WHAT IS NEEDED
Show all lines from the listing below that contain "зверобойный".

Dataset entries
—————
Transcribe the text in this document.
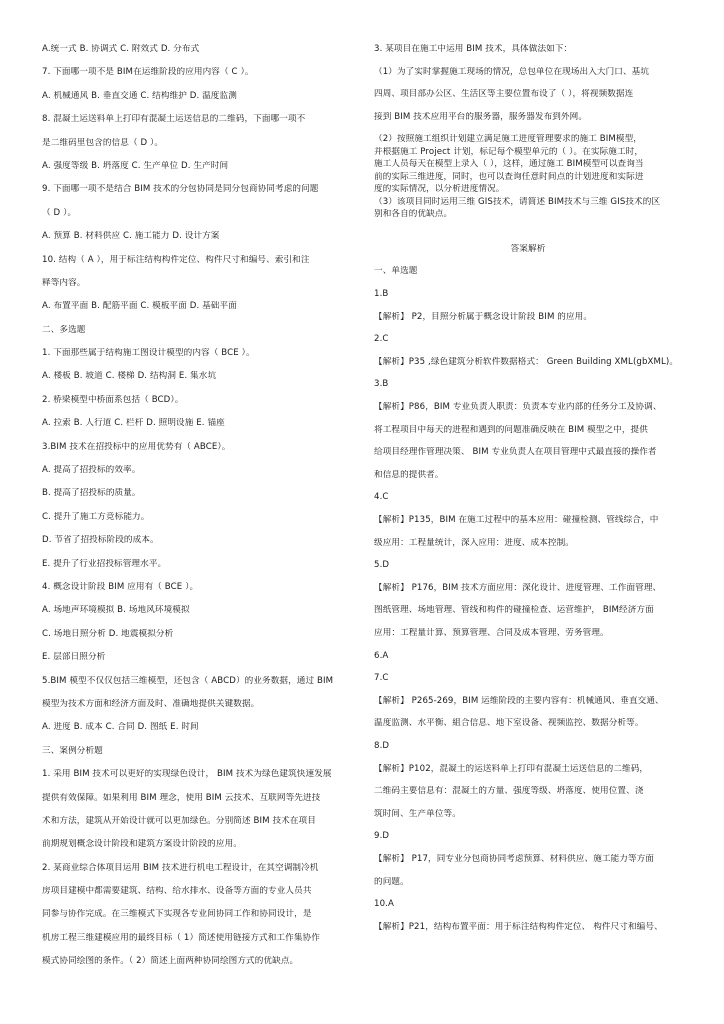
A.统一式 B. 协调式 C. 附效式 D. 分布式
7. 下面哪一项不是 BIM在运维阶段的应用内容（ C ）。
A. 机械通风 B. 垂直交通 C. 结构维护 D. 温度监测
8. 混凝土运送料单上打印有混凝土运送信息的二维码，下面哪一项不
是二维码里包含的信息（ D ）。
A. 强度等级 B. 坍落度 C. 生产单位 D. 生产时间
9. 下面哪一项不是结合 BIM 技术的分包协同是同分包商协同考虑的问题
（ D ）。
A. 预算 B. 材料供应 C. 施工能力 D. 设计方案
10. 结构（ A ），用于标注结构构件定位、构件尺寸和编号、索引和注
释等内容。
A. 布置平面 B. 配筋平面 C. 模板平面 D. 基础平面
二、多选题
1. 下面那些属于结构施工图设计模型的内容（ BCE ）。
A. 楼板 B. 坡道 C. 楼梯 D. 结构洞 E. 集水坑
2. 桥梁模型中桥面系包括（ BCD）。
A. 拉索 B. 人行道 C. 栏杆 D. 照明设施 E. 锚座
3.BIM 技术在招投标中的应用优势有（ ABCE）。
A. 提高了招投标的效率。
B. 提高了招投标的质量。
C. 提升了施工方竞标能力。
D. 节省了招投标阶段的成本。
E. 提升了行业招投标管理水平。
4. 概念设计阶段 BIM 应用有（ BCE ）。
A. 场地声环境模拟 B. 场地风环境模拟
C. 场地日照分析 D. 地震模拟分析
E. 层部日照分析
5.BIM 模型不仅仅包括三维模型，还包含（ ABCD）的业务数据，通过 BIM
模型为技术方面和经济方面及时、准确地提供关键数据。
A. 进度 B. 成本 C. 合同 D. 图纸 E. 时间
三、案例分析题
1. 采用 BIM 技术可以更好的实现绿色设计， BIM 技术为绿色建筑快速发展
提供有效保障。如果利用 BIM 理念，使用 BIM 云技术、互联网等先进技
术和方法，建筑从开始设计就可以更加绿色。分别简述 BIM 技术在项目
前期规划概念设计阶段和建筑方案设计阶段的应用。
2. 某商业综合体项目运用 BIM 技术进行机电工程设计，在其空调制冷机
房项目建模中都需要建筑、结构、给水排水、设备等方面的专业人员共
同参与协作完成。在三维模式下实现各专业间协同工作和协同设计，是
机房工程三维建模应用的最终目标（ 1）简述使用链接方式和工作集协作
模式协同绘图的条件。（ 2）简述上面两种协同绘图方式的优缺点。
3. 某项目在施工中运用 BIM 技术，具体做法如下：
（1）为了实时掌握施工现场的情况，总包单位在现场出入大门口、基坑
四周、项目部办公区、生活区等主要位置布设了（ ），将视频数据连
接到 BIM 技术应用平台的服务器，服务器发布到外网。
（2）按照施工组织计划建立满足施工进度管理要求的施工 BIM模型，
并根据施工 Project 计划，标记每个模型单元的（ ）。在实际施工时，
施工人员每天在模型上录入（ ），这样，通过施工 BIM模型可以查询当
前的实际三维进度，同时，也可以查询任意时间点的计划进度和实际进
度的实际情况，以分析进度情况。
（3）该项目同时运用三维 GIS技术，请简述 BIM技术与三维 GIS技术的区
别和各自的优缺点。
答案解析
一、单选题
1.B
【解析】 P2，目照分析属于概念设计阶段 BIM 的应用。
2.C
【解析】P35 ,绿色建筑分析软件数据格式： Green Building XML(gbXML)。
3.B
【解析】P86，BIM 专业负责人职责：负责本专业内部的任务分工及协调、
将工程项目中每天的进程和遇到的问题准确反映在 BIM 模型之中，提供
给项目经理作管理决策、 BIM 专业负责人在项目管理中式最直接的操作者
和信息的提供者。
4.C
【解析】P135，BIM 在施工过程中的基本应用：碰撞检测、管线综合，中
级应用：工程量统计，深入应用：进度、成本控制。
5.D
【解析】 P176，BIM 技术方面应用：深化设计、进度管理、工作面管理、
图纸管理、场地管理、管线和构件的碰撞检查、运营维护， BIM经济方面
应用：工程量计算、预算管理、合同及成本管理、劳务管理。
6.A
7.C
【解析】 P265-269，BIM 运维阶段的主要内容有：机械通风、垂直交通、
温度监测、水平衡、組合信息、地下室设备、视频监控、数据分析等。
8.D
【解析】P102，混凝土的运送料单上打印有混凝土运送信息的二维码，
二维码主要信息有：混凝土的方量、强度等级、坍落度、使用位置、浇
筑时间、生产单位等。
9.D
【解析】 P17，同专业分包商协同考虑预算、材料供应、施工能力等方面
的问题。
10.A
【解析】P21，结构布置平面：用于标注结构构件定位、 构件尺寸和编号、
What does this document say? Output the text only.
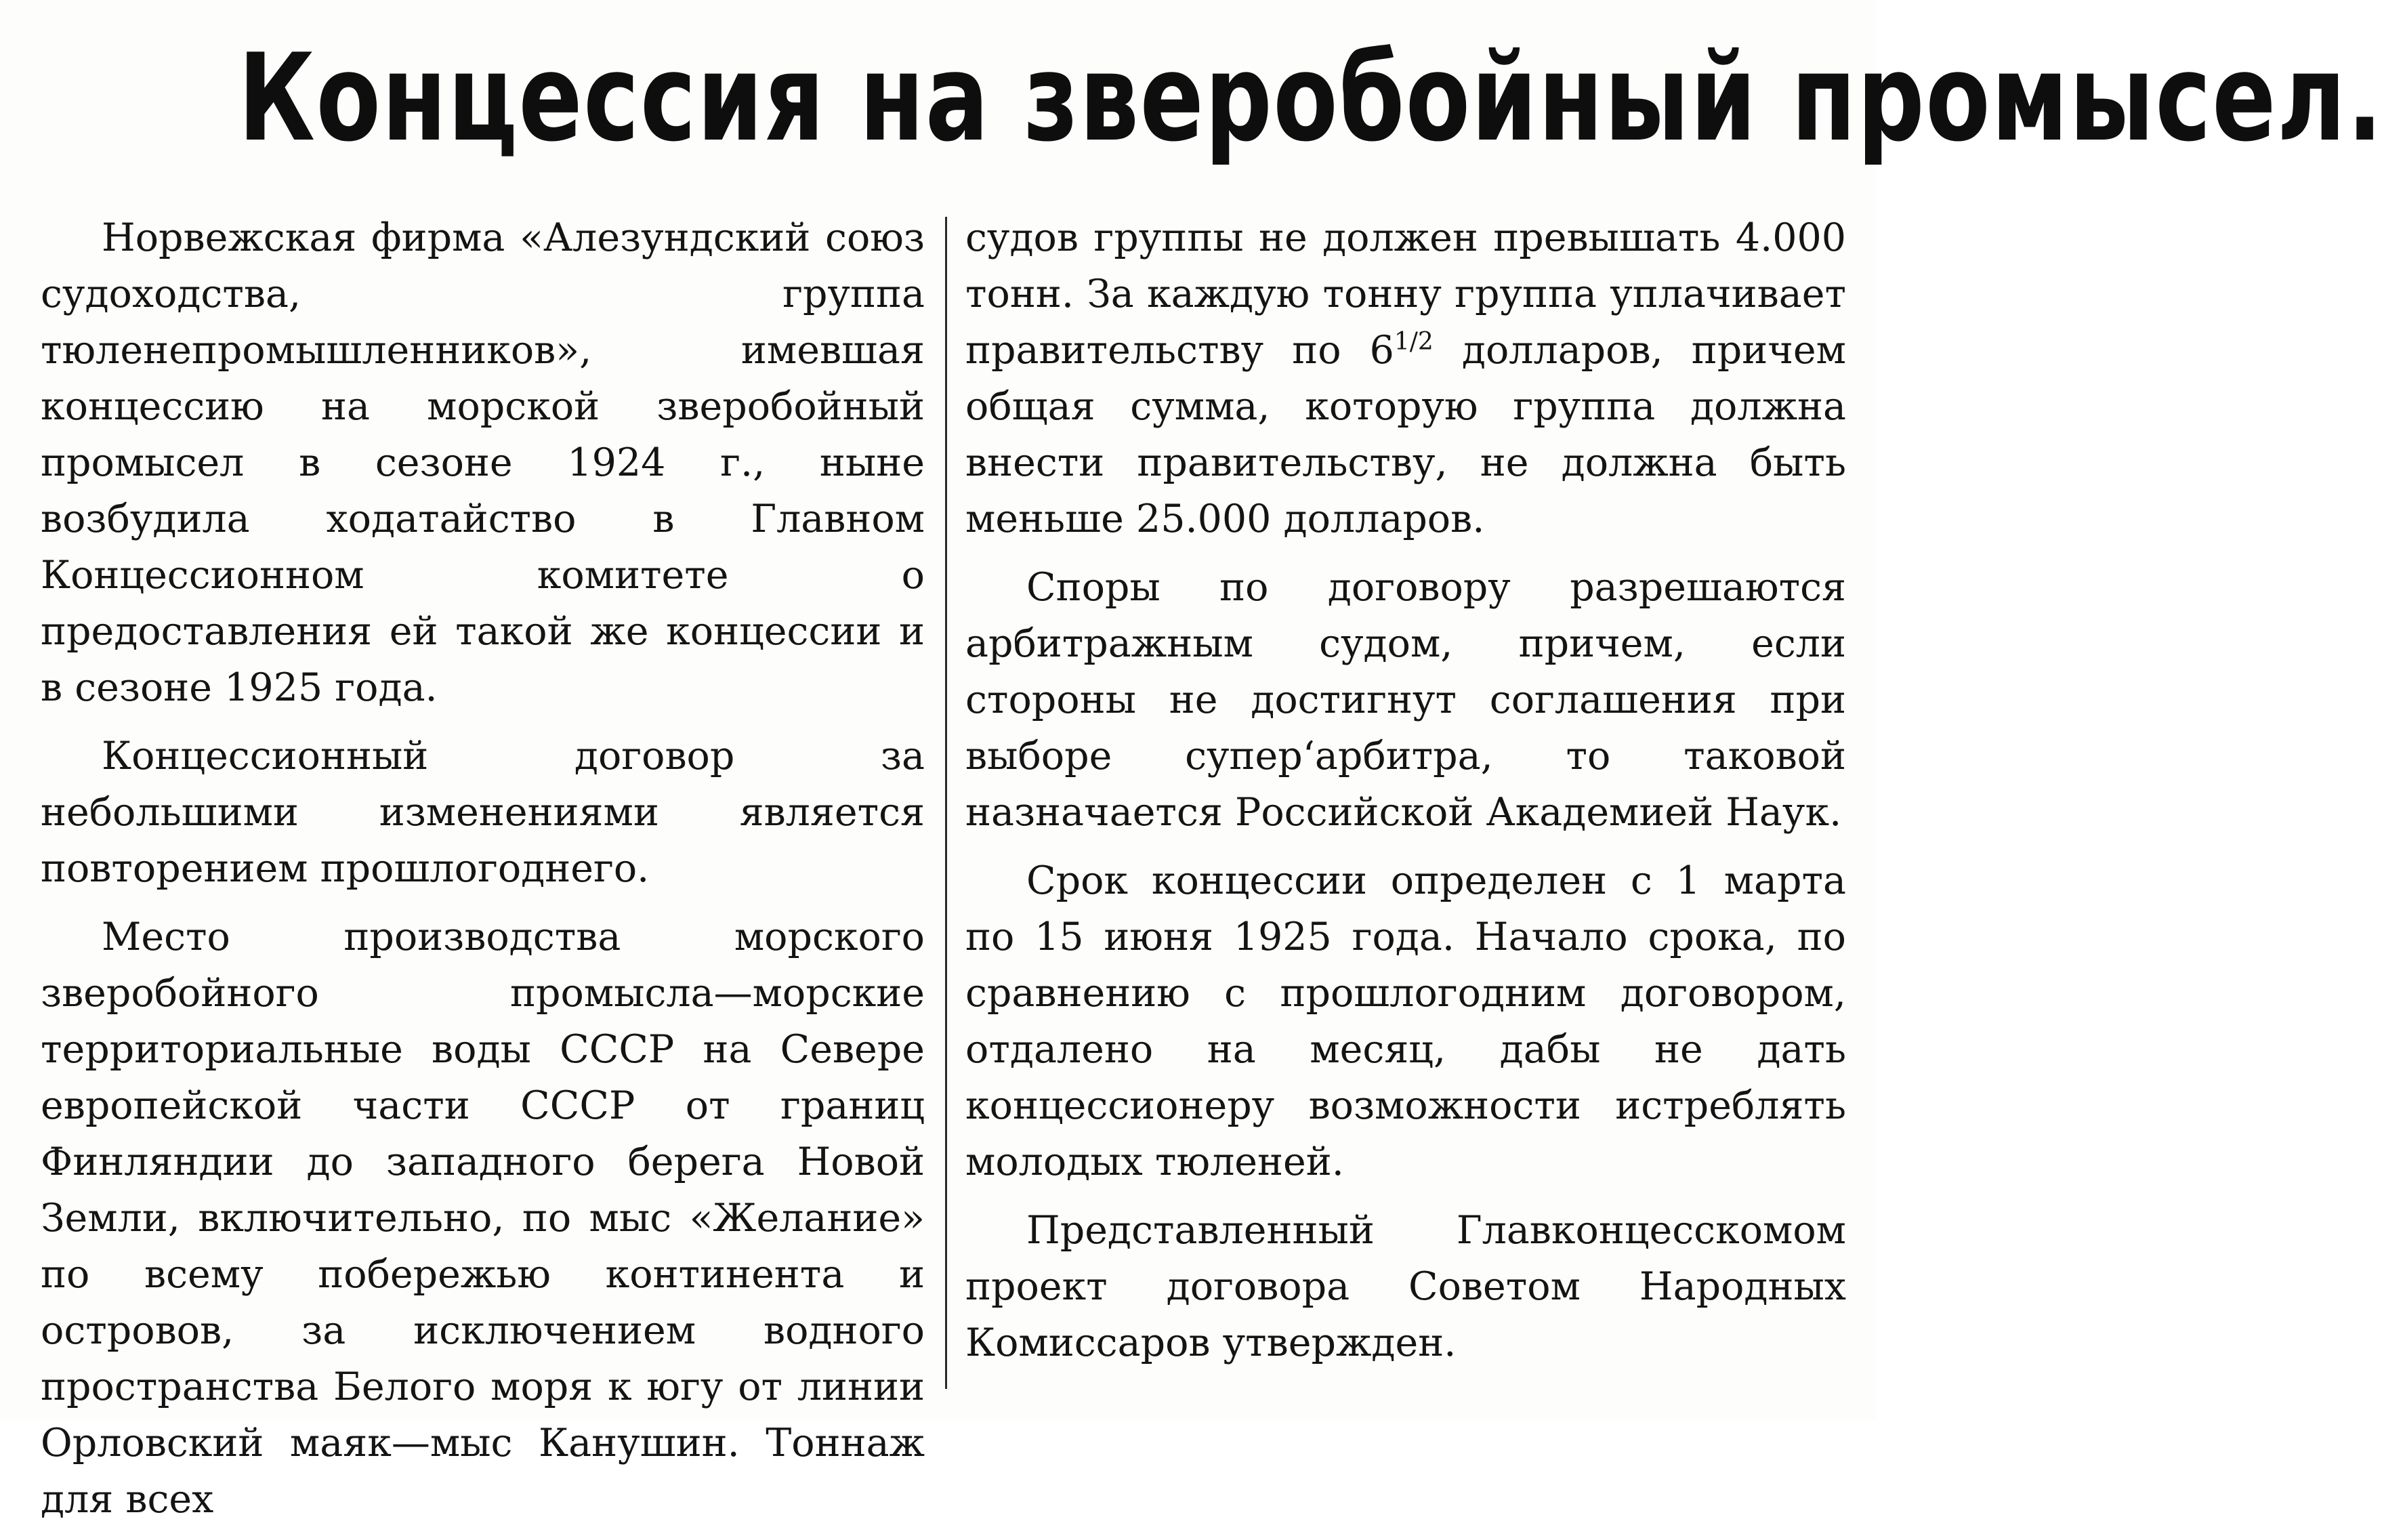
Концессия на зверобойный промысел.

Норвежская фирма «Алезундский союз судоходства, группа тюленепромышленников», имевшая концессию на морской зверобойный промысел в сезоне 1924 г., ныне возбудила ходатайство в Главном Концессионном комитете о предоставления ей такой же концессии и в сезоне 1925 года.

Концессионный договор за небольшими изменениями является повторением прошлогоднего.

Место производства морского зверобойного промысла—морские территориальные воды СССР на Севере европейской части СССР от границ Финляндии до западного берега Новой Земли, включительно, по мыс «Желание» по всему побережью континента и островов, за исключением водного пространства Белого моря к югу от линии Орловский маяк—мыс Канушин. Тоннаж для всех

судов группы не должен превышать 4.000 тонн. За каждую тонну группа уплачивает правительству по $6^{1/2}$ долларов, причем общая сумма, которую группа должна внести правительству, не должна быть меньше 25.000 долларов.

Споры по договору разрешаются арбитражным судом, причем, если стороны не достигнут соглашения при выборе супер‘арбитра, то таковой назначается Российской Академией Наук.

Срок концессии определен с 1 марта по 15 июня 1925 года. Начало срока, по сравнению с прошлогодним договором, отдалено на месяц, дабы не дать концессионеру возможности истреблять молодых тюленей.

Представленный Главконцесскомом проект договора Советом Народных Комиссаров утвержден.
—————
REPLY
Концессия на зверобойный промысел.
Норвежская фирма «Алезундский союз судоходства, группа тюленепромышленников», имевшая концессию на морской зверобойный промысел в сезоне 1924 г., ныне возбудила ходатайство в Главном Концессионном комитете о предоставления ей такой же концессии и в сезоне 1925 года.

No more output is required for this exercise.